Collected data entries
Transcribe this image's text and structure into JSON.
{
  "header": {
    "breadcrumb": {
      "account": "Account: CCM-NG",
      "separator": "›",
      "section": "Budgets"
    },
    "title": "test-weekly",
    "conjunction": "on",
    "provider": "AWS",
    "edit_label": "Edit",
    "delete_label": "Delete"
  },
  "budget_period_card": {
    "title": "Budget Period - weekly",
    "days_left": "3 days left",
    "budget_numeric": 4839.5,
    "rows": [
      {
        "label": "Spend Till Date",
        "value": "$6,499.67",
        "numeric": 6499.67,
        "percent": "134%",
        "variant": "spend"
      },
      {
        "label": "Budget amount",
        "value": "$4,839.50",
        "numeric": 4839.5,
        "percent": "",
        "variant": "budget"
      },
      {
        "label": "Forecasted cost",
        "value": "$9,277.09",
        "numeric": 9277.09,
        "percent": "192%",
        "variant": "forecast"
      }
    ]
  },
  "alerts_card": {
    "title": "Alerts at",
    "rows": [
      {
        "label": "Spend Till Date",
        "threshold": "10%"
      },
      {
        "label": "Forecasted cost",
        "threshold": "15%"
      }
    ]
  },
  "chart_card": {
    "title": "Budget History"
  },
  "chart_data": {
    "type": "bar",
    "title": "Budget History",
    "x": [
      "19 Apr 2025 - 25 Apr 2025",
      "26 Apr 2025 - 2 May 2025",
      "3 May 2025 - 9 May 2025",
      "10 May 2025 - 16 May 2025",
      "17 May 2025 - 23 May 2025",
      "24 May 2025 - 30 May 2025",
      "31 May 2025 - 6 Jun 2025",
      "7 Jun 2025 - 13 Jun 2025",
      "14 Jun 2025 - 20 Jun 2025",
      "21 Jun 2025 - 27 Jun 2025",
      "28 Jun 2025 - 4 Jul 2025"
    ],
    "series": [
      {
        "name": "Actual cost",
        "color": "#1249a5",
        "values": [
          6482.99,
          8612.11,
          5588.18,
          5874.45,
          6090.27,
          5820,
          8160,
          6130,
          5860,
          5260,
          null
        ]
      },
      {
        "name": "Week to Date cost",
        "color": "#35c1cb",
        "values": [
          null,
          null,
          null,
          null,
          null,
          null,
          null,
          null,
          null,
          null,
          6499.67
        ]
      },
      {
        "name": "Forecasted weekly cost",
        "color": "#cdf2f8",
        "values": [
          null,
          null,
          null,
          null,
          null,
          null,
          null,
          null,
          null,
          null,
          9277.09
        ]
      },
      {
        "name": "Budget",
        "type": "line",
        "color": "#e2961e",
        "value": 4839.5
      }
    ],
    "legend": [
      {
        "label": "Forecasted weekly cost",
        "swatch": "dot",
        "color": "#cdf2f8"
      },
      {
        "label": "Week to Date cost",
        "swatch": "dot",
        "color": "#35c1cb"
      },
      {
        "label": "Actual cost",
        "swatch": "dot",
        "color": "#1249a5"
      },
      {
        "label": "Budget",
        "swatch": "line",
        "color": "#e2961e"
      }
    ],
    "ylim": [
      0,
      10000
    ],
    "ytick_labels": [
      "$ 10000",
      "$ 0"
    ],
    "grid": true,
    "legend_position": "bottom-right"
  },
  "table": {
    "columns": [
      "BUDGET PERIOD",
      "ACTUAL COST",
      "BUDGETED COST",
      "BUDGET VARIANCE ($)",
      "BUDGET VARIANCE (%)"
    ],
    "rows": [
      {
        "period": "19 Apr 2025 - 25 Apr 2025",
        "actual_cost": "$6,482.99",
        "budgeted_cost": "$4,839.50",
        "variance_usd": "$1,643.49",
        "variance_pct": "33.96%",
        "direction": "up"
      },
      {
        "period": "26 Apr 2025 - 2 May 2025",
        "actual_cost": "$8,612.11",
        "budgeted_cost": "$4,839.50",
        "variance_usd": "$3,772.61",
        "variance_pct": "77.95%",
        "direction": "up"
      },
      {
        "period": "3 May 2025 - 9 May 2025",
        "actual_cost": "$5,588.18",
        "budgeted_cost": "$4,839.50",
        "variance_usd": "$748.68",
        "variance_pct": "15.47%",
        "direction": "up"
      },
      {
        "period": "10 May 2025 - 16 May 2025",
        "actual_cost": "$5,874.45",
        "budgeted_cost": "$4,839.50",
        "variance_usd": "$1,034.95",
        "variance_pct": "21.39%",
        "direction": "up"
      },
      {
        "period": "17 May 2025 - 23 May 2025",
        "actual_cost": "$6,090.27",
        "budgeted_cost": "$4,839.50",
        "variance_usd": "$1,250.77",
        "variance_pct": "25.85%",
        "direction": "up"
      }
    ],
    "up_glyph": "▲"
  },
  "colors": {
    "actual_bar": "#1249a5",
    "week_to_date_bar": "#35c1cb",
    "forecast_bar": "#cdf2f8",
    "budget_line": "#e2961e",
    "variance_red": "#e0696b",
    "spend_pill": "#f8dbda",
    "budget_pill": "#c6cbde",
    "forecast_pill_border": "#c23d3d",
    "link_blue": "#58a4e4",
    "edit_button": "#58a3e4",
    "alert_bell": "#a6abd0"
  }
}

> [DESCRIPTION OF THE TASK]: Go through the data and return every record exactly.

> [OUTPUT BELOW]:
Transcribe this image's text and structure into JSON.
{
  "header": {
    "breadcrumb": {
      "account": "Account: CCM-NG",
      "separator": "›",
      "section": "Budgets"
    },
    "title": "test-weekly",
    "conjunction": "on",
    "provider": "AWS",
    "edit_label": "Edit",
    "delete_label": "Delete"
  },
  "budget_period_card": {
    "title": "Budget Period - weekly",
    "days_left": "3 days left",
    "budget_numeric": 4839.5,
    "rows": [
      {
        "label": "Spend Till Date",
        "value": "$6,499.67",
        "numeric": 6499.67,
        "percent": "134%",
        "variant": "spend"
      },
      {
        "label": "Budget amount",
        "value": "$4,839.50",
        "numeric": 4839.5,
        "percent": "",
        "variant": "budget"
      },
      {
        "label": "Forecasted cost",
        "value": "$9,277.09",
        "numeric": 9277.09,
        "percent": "192%",
        "variant": "forecast"
      }
    ]
  },
  "alerts_card": {
    "title": "Alerts at",
    "rows": [
      {
        "label": "Spend Till Date",
        "threshold": "10%"
      },
      {
        "label": "Forecasted cost",
        "threshold": "15%"
      }
    ]
  },
  "chart_card": {
    "title": "Budget History"
  },
  "chart_data": {
    "type": "bar",
    "title": "Budget History",
    "x": [
      "19 Apr 2025 - 25 Apr 2025",
      "26 Apr 2025 - 2 May 2025",
      "3 May 2025 - 9 May 2025",
      "10 May 2025 - 16 May 2025",
      "17 May 2025 - 23 May 2025",
      "24 May 2025 - 30 May 2025",
      "31 May 2025 - 6 Jun 2025",
      "7 Jun 2025 - 13 Jun 2025",
      "14 Jun 2025 - 20 Jun 2025",
      "21 Jun 2025 - 27 Jun 2025",
      "28 Jun 2025 - 4 Jul 2025"
    ],
    "series": [
      {
        "name": "Actual cost",
        "color": "#1249a5",
        "values": [
          6482.99,
          8612.11,
          5588.18,
          5874.45,
          6090.27,
          5820,
          8160,
          6130,
          5860,
          5260,
          null
        ]
      },
      {
        "name": "Week to Date cost",
        "color": "#35c1cb",
        "values": [
          null,
          null,
          null,
          null,
          null,
          null,
          null,
          null,
          null,
          null,
          6499.67
        ]
      },
      {
        "name": "Forecasted weekly cost",
        "color": "#cdf2f8",
        "values": [
          null,
          null,
          null,
          null,
          null,
          null,
          null,
          null,
          null,
          null,
          9277.09
        ]
      },
      {
        "name": "Budget",
        "type": "line",
        "color": "#e2961e",
        "value": 4839.5
      }
    ],
    "legend": [
      {
        "label": "Forecasted weekly cost",
        "swatch": "dot",
        "color": "#cdf2f8"
      },
      {
        "label": "Week to Date cost",
        "swatch": "dot",
        "color": "#35c1cb"
      },
      {
        "label": "Actual cost",
        "swatch": "dot",
        "color": "#1249a5"
      },
      {
        "label": "Budget",
        "swatch": "line",
        "color": "#e2961e"
      }
    ],
    "ylim": [
      0,
      10000
    ],
    "ytick_labels": [
      "$ 10000",
      "$ 0"
    ],
    "grid": true,
    "legend_position": "bottom-right"
  },
  "table": {
    "columns": [
      "BUDGET PERIOD",
      "ACTUAL COST",
      "BUDGETED COST",
      "BUDGET VARIANCE ($)",
      "BUDGET VARIANCE (%)"
    ],
    "rows": [
      {
        "period": "19 Apr 2025 - 25 Apr 2025",
        "actual_cost": "$6,482.99",
        "budgeted_cost": "$4,839.50",
        "variance_usd": "$1,643.49",
        "variance_pct": "33.96%",
        "direction": "up"
      },
      {
        "period": "26 Apr 2025 - 2 May 2025",
        "actual_cost": "$8,612.11",
        "budgeted_cost": "$4,839.50",
        "variance_usd": "$3,772.61",
        "variance_pct": "77.95%",
        "direction": "up"
      },
      {
        "period": "3 May 2025 - 9 May 2025",
        "actual_cost": "$5,588.18",
        "budgeted_cost": "$4,839.50",
        "variance_usd": "$748.68",
        "variance_pct": "15.47%",
        "direction": "up"
      },
      {
        "period": "10 May 2025 - 16 May 2025",
        "actual_cost": "$5,874.45",
        "budgeted_cost": "$4,839.50",
        "variance_usd": "$1,034.95",
        "variance_pct": "21.39%",
        "direction": "up"
      },
      {
        "period": "17 May 2025 - 23 May 2025",
        "actual_cost": "$6,090.27",
        "budgeted_cost": "$4,839.50",
        "variance_usd": "$1,250.77",
        "variance_pct": "25.85%",
        "direction": "up"
      }
    ],
    "up_glyph": "▲"
  },
  "colors": {
    "actual_bar": "#1249a5",
    "week_to_date_bar": "#35c1cb",
    "forecast_bar": "#cdf2f8",
    "budget_line": "#e2961e",
    "variance_red": "#e0696b",
    "spend_pill": "#f8dbda",
    "budget_pill": "#c6cbde",
    "forecast_pill_border": "#c23d3d",
    "link_blue": "#58a4e4",
    "edit_button": "#58a3e4",
    "alert_bell": "#a6abd0"
  }
}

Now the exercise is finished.